■ TASK
Copy only the lines from the one containing "Convert this document image to plain text." through the final line of the records below, exactly as written, with no pictures.

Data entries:
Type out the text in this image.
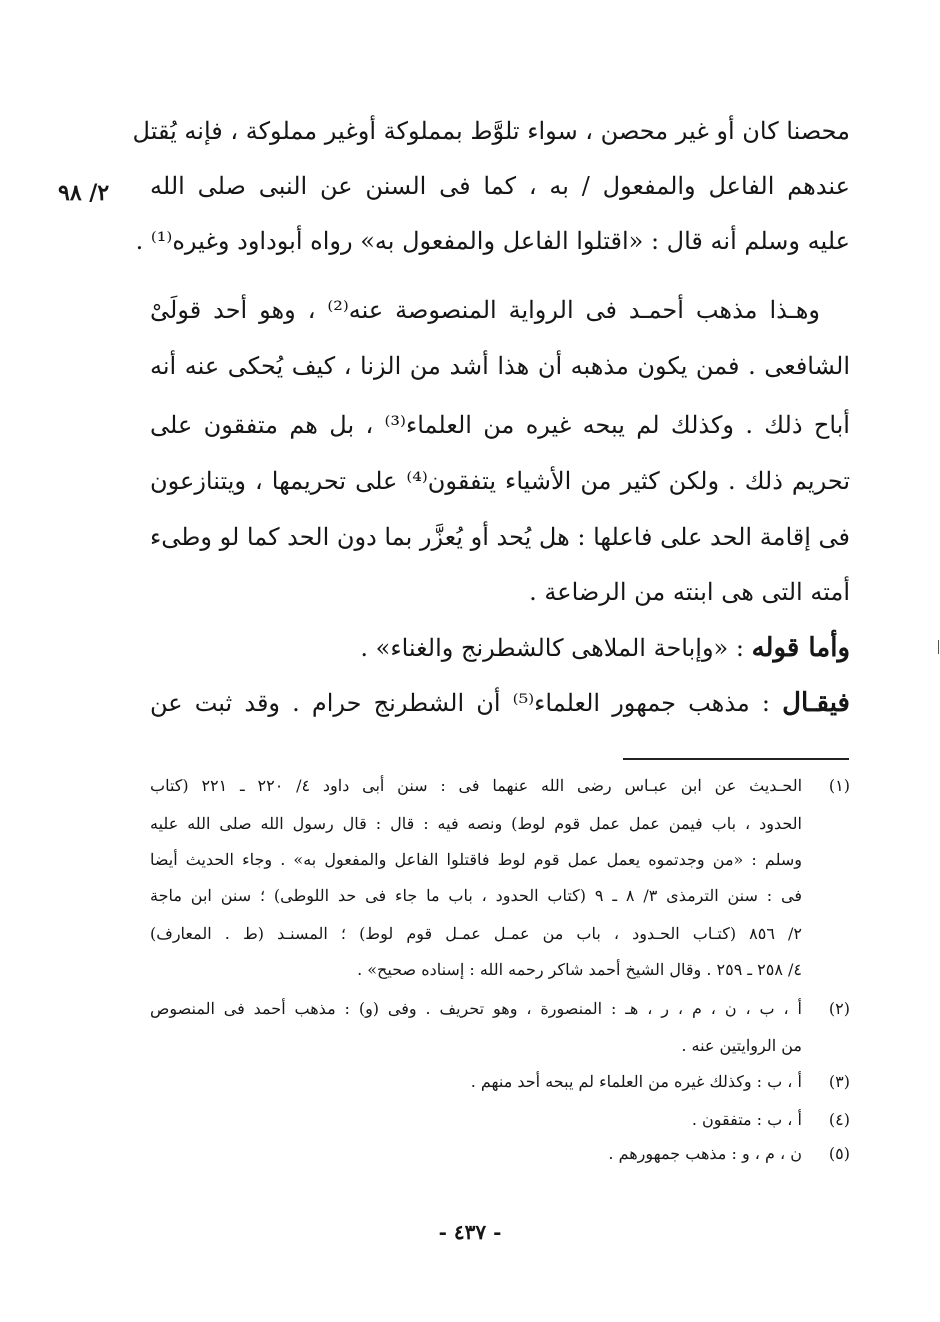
٢/ ٩٨
محصنا كان أو غير محصن ، سواء تلوَّط بمملوكة أوغير مملوكة ، فإنه يُقتل
عندهم الفاعل والمفعول / به ، كما فى السنن عن النبى صلى الله
عليه وسلم أنه قال : «اقتلوا الفاعل والمفعول به» رواه أبوداود وغيره⁽¹⁾ .
وهـذا مذهب أحمـد فى الرواية المنصوصة عنه⁽²⁾ ، وهو أحد قولَىْ
الشافعى . فمن يكون مذهبه أن هذا أشد من الزنا ، كيف يُحكى عنه أنه
أباح ذلك . وكذلك لم يبحه غيره من العلماء⁽³⁾ ، بل هم متفقون على
تحريم ذلك . ولكن كثير من الأشياء يتفقون⁽⁴⁾ على تحريمها ، ويتنازعون
فى إقامة الحد على فاعلها : هل يُحد أو يُعزَّر بما دون الحد كما لو وطىء
أمته التى هى ابنته من الرضاعة .
وأما قوله : «وإباحة الملاهى كالشطرنج والغناء» .
فيقـال : مذهب جمهور العلماء⁽⁵⁾ أن الشطرنج حرام . وقد ثبت عن
(١)
الحـديث عن ابن عبـاس رضى الله عنهما فى : سنن أبى داود ٤/ ٢٢٠ ـ ٢٢١ (كتاب
الحدود ، باب فيمن عمل عمل قوم لوط) ونصه فيه : قال : قال رسول الله صلى الله عليه
وسلم : «من وجدتموه يعمل عمل قوم لوط فاقتلوا الفاعل والمفعول به» . وجاء الحديث أيضا
فى : سنن الترمذى ٣/ ٨ ـ ٩ (كتاب الحدود ، باب ما جاء فى حد اللوطى) ؛ سنن ابن ماجة
٢/ ٨٥٦ (كتـاب الحـدود ، باب من عمـل عمـل قوم لوط) ؛ المسنـد (ط . المعارف)
٤/ ٢٥٨ ـ ٢٥٩ . وقال الشيخ أحمد شاكر رحمه الله : إسناده صحيح» .
(٢)
أ ، ب ، ن ، م ، ر ، هـ : المنصورة ، وهو تحريف . وفى (و) : مذهب أحمد فى المنصوص
من الروايتين عنه .
(٣)
أ ، ب : وكذلك غيره من العلماء لم يبحه أحد منهم .
(٤)
أ ، ب : متفقون .
(٥)
ن ، م ، و : مذهب جمهورهم .
- ٤٣٧ -
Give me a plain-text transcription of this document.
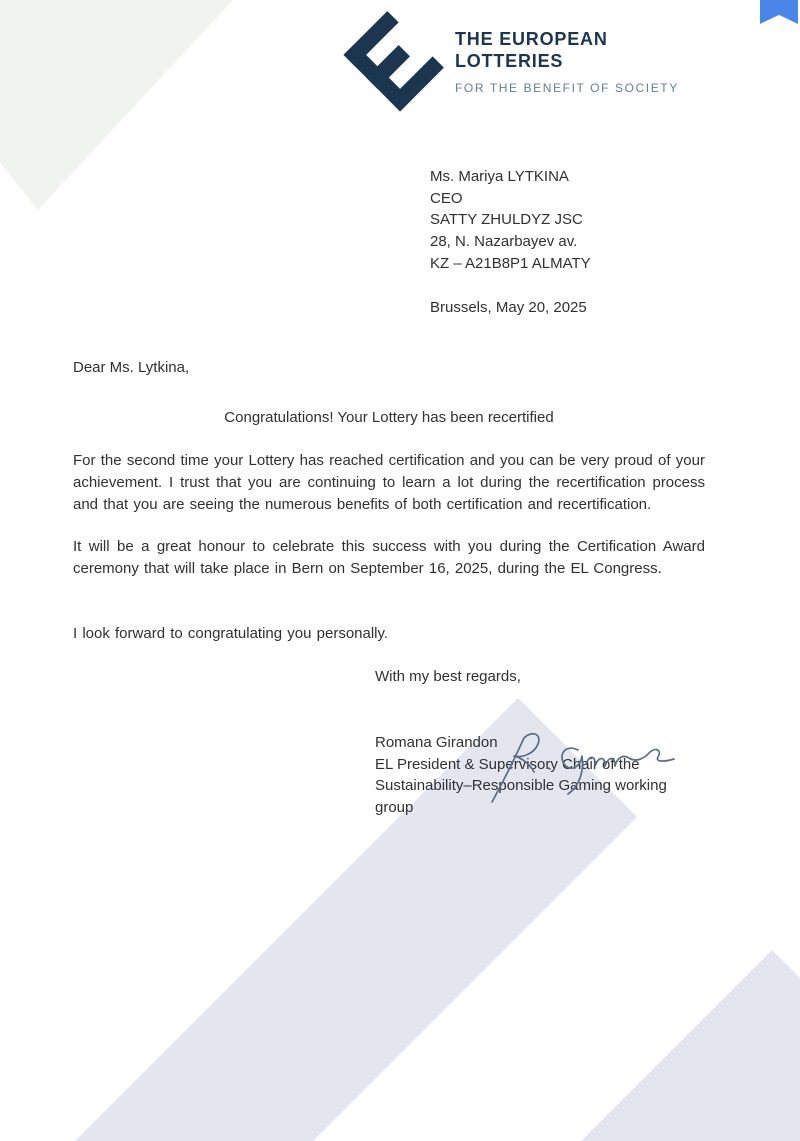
THE EUROPEAN
LOTTERIES
FOR THE BENEFIT OF SOCIETY
Ms. Mariya LYTKINA
CEO
SATTY ZHULDYZ JSC
28, N. Nazarbayev av.
KZ – A21B8P1 ALMATY
Brussels, May 20, 2025
Dear Ms. Lytkina,
Congratulations! Your Lottery has been recertified
For the second time your Lottery has reached certification and you can be very proud of your achievement. I trust that you are continuing to learn a lot during the recertification process and that you are seeing the numerous benefits of both certification and recertification.
It will be a great honour to celebrate this success with you during the Certification Award ceremony that will take place in Bern on September 16, 2025, during the EL Congress.
I look forward to congratulating you personally.
With my best regards,
Romana Girandon
EL President & Supervisory Chair of the
Sustainability–Responsible Gaming working group
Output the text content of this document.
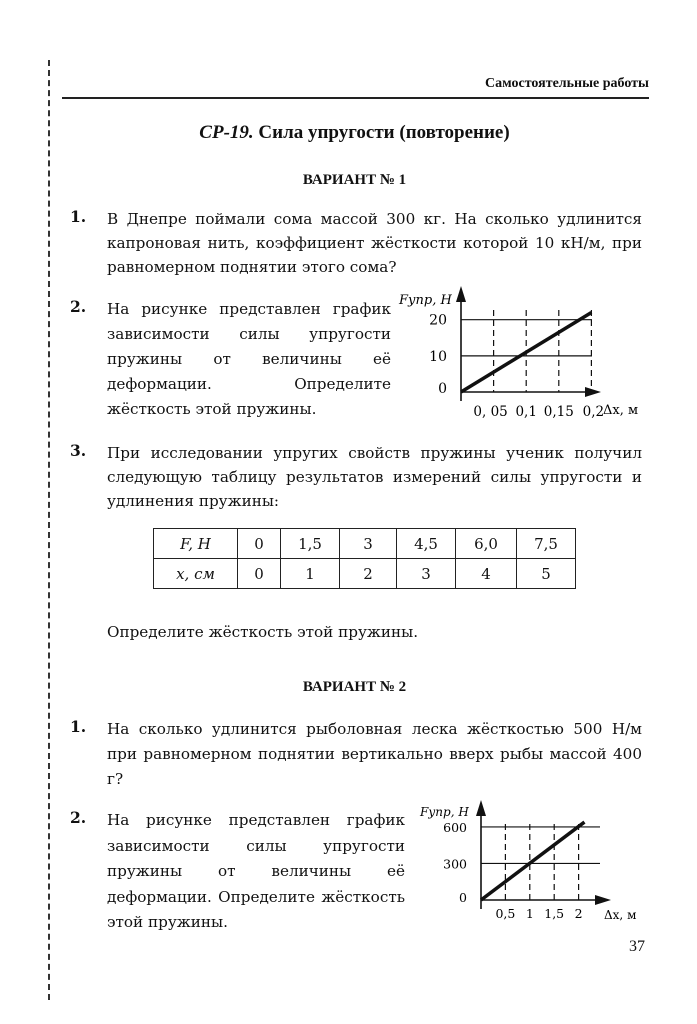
Самостоятельные работы
СР-19. Сила упругости (повторение)
ВАРИАНТ № 1
1. В Днепре поймали сома массой 300 кг. На сколько удлинится капроновая нить, коэффициент жёсткости которой 10 кН/м, при равномерном поднятии этого сома?
2. На рисунке представлен график зависимости силы упругости пружины от величины её деформации. Определите жёсткость этой пружины.
20
10
0
0, 05 0,1 0,15 0,2
Fупр, Н
Δx, м
3. При исследовании упругих свойств пружины ученик получил следующую таблицу результатов измерений силы упругости и удлинения пружины:
F, Н	0	1,5	3	4,5	6,0	7,5
x, см	0	1	2	3	4	5
Определите жёсткость этой пружины.
ВАРИАНТ № 2
1. На сколько удлинится рыболовная леска жёсткостью 500 Н/м при равномерном поднятии вертикально вверх рыбы массой 400 г?
2. На рисунке представлен график зависимости силы упругости пружины от величины её деформации. Определите жёсткость этой пружины.
600
300
0
0,5 1 1,5 2
Fупр, Н
Δx, м
37
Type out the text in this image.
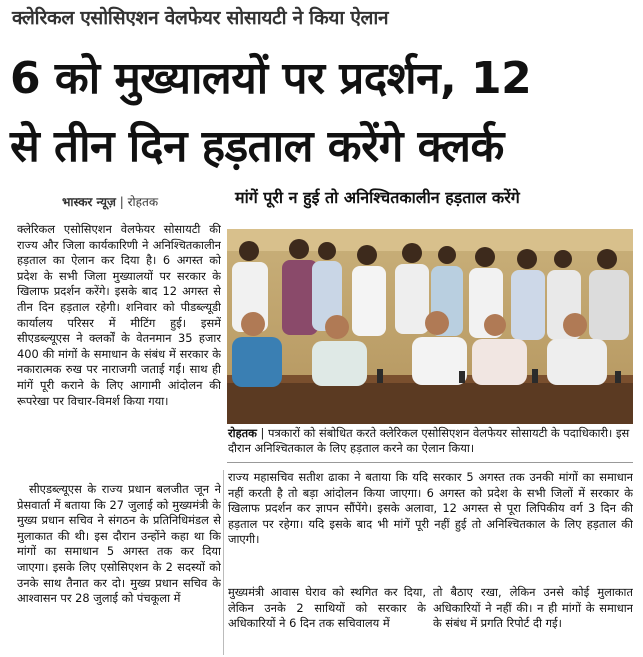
क्लेरिकल एसोसिएशन वेलफेयर सोसायटी ने किया ऐलान
6 को मुख्यालयों पर प्रदर्शन, 12
से तीन दिन हड़ताल करेंगे क्लर्क
भास्कर न्यूज़ | रोहतक	मांगें पूरी न हुई तो अनिश्चितकालीन हड़ताल करेंगे
क्लेरिकल एसोसिएशन वेलफेयर सोसायटी की राज्य और जिला कार्यकारिणी ने अनिश्चितकालीन हड़ताल का ऐलान कर दिया है। 6 अगस्त को प्रदेश के सभी जिला मुख्यालयों पर सरकार के खिलाफ प्रदर्शन करेंगे। इसके बाद 12 अगस्त से तीन दिन हड़ताल रहेगी। शनिवार को पीडब्ल्यूडी कार्यालय परिसर में मीटिंग हुई। इसमें सीएडब्ल्यूएस ने क्लर्कों के वेतनमान 35 हजार 400 की मांगों के समाधान के संबंध में सरकार के नकारात्मक रुख पर नाराजगी जताई गई। साथ ही मांगें पूरी कराने के लिए आगामी आंदोलन की रूपरेखा पर विचार-विमर्श किया गया।

सीएडब्ल्यूएस के राज्य प्रधान बलजीत जून ने प्रेसवार्ता में बताया कि 27 जुलाई को मुख्यमंत्री के मुख्य प्रधान सचिव ने संगठन के प्रतिनिधिमंडल से मुलाकात की थी। इस दौरान उन्होंने कहा था कि मांगों का समाधान 5 अगस्त तक कर दिया जाएगा। इसके लिए एसोसिएशन के 2 सदस्यों को उनके साथ तैनात कर दो। मुख्य प्रधान सचिव के आश्वासन पर 28 जुलाई को पंचकूला में

रोहतक | पत्रकारों को संबोधित करते क्लेरिकल एसोसिएशन वेलफेयर सोसायटी के पदाधिकारी। इस दौरान अनिश्चितकाल के लिए हड़ताल करने का ऐलान किया।
राज्य महासचिव सतीश ढाका ने बताया कि यदि सरकार 5 अगस्त तक उनकी मांगों का समाधान नहीं करती है तो बड़ा आंदोलन किया जाएगा। 6 अगस्त को प्रदेश के सभी जिलों में सरकार के खिलाफ प्रदर्शन कर ज्ञापन सौंपेंगे। इसके अलावा, 12 अगस्त से पूरा लिपिकीय वर्ग 3 दिन की हड़ताल पर रहेगा। यदि इसके बाद भी मांगें पूरी नहीं हुई तो अनिश्चितकाल के लिए हड़ताल की जाएगी।
मुख्यमंत्री आवास घेराव को स्थगित कर दिया, लेकिन उनके 2 साथियों को सरकार के अधिकारियों ने 6 दिन तक सचिवालय में
तो बैठाए रखा, लेकिन उनसे कोई मुलाकात अधिकारियों ने नहीं की। न ही मांगों के समाधान के संबंध में प्रगति रिपोर्ट दी गई।
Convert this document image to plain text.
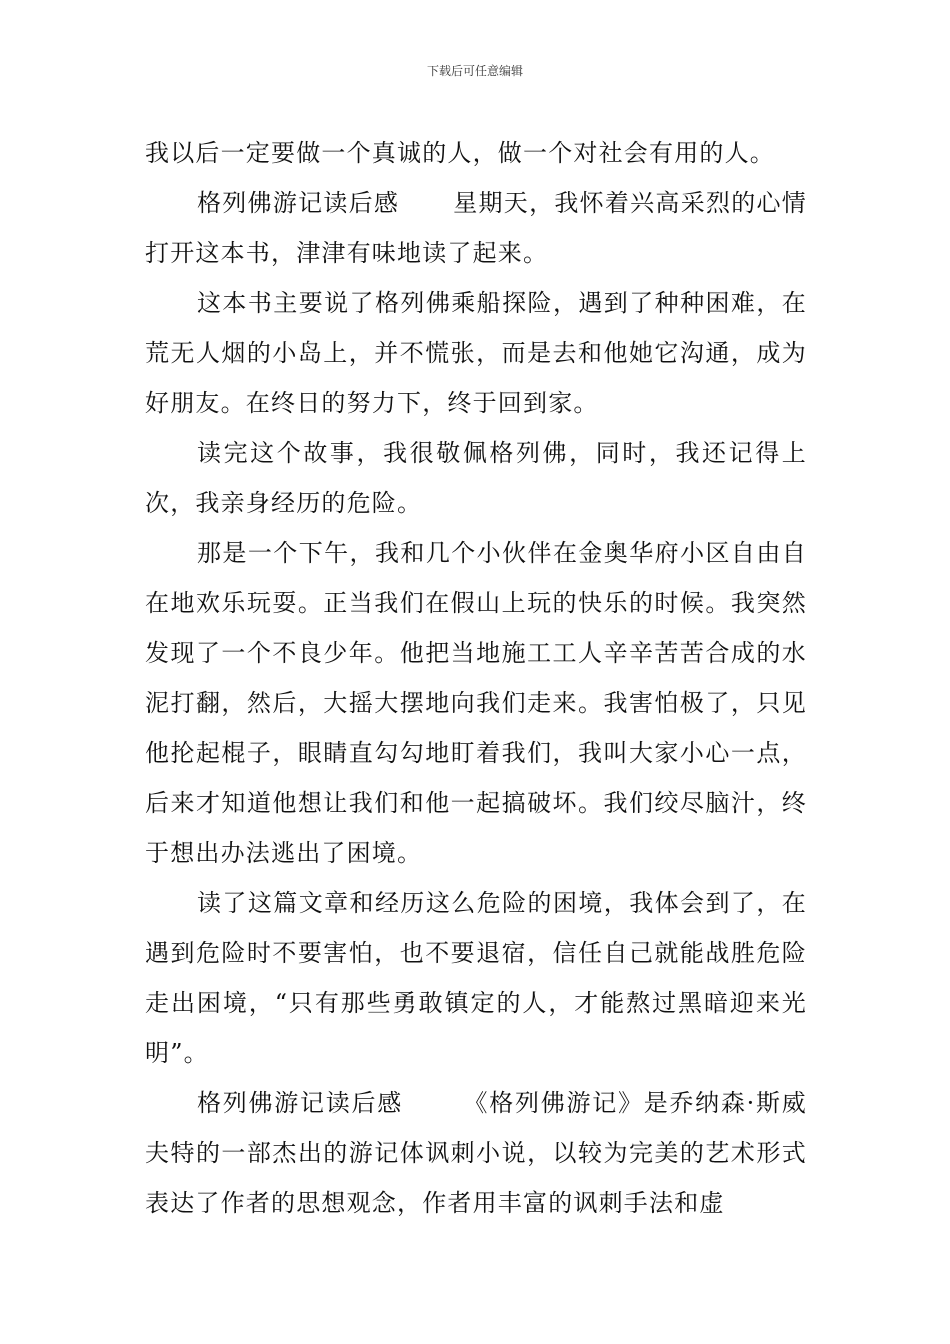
下载后可任意编辑

我以后一定要做一个真诚的人，做一个对社会有用的人。

格列佛游记读后感 星期天，我怀着兴高采烈的心情打开这本书，津津有味地读了起来。

这本书主要说了格列佛乘船探险，遇到了种种困难，在荒无人烟的小岛上，并不慌张，而是去和他她它沟通，成为好朋友。在终日的努力下，终于回到家。

读完这个故事，我很敬佩格列佛，同时，我还记得上次，我亲身经历的危险。

那是一个下午，我和几个小伙伴在金奥华府小区自由自在地欢乐玩耍。正当我们在假山上玩的快乐的时候。我突然发现了一个不良少年。他把当地施工工人辛辛苦苦合成的水泥打翻，然后，大摇大摆地向我们走来。我害怕极了，只见他抡起棍子，眼睛直勾勾地盯着我们，我叫大家小心一点，后来才知道他想让我们和他一起搞破坏。我们绞尽脑汁，终于想出办法逃出了困境。

读了这篇文章和经历这么危险的困境，我体会到了，在遇到危险时不要害怕，也不要退宿，信任自己就能战胜危险走出困境，“只有那些勇敢镇定的人，才能熬过黑暗迎来光明”。

格列佛游记读后感	《格列佛游记》是乔纳森·斯威夫特的一部杰出的游记体讽刺小说，以较为完美的艺术形式表达了作者的思想观念，作者用丰富的讽刺手法和虚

■ ANSWER IN FULL
Convert this document image to plain text.
下载后可任意编辑

我以后一定要做一个真诚的人，做一个对社会有用的人。

格列佛游记读后感 星期天，我怀着兴高采烈的心情打开这本书，津津有味地读了起来。

这本书主要说了格列佛乘船探险，遇到了种种困难，在荒无人烟的小岛上，并不慌张，而是去和他她它沟通，成为好朋友。在终日的努力下，终于回到家。

读完这个故事，我很敬佩格列佛，同时，我还记得上次，我亲身经历的危险。

那是一个下午，我和几个小伙伴在金奥华府小区自由自在地欢乐玩耍。正当我们在假山上玩的快乐的时候。我突然发现了一个不良少年。他把当地施工工人辛辛苦苦合成的水泥打翻，然后，大摇大摆地向我们走来。我害怕极了，只见他抡起棍子，眼睛直勾勾地盯着我们，我叫大家小心一点，后来才知道他想让我们和他一起搞破坏。我们绞尽脑汁，终于想出办法逃出了困境。

读了这篇文章和经历这么危险的困境，我体会到了，在遇到危险时不要害怕，也不要退宿，信任自己就能战胜危险走出困境，“只有那些勇敢镇定的人，才能熬过黑暗迎来光明”。

格列佛游记读后感	《格列佛游记》是乔纳森·斯威夫特的一部杰出的游记体讽刺小说，以较为完美的艺术形式表达了作者的思想观念，作者用丰富的讽刺手法和虚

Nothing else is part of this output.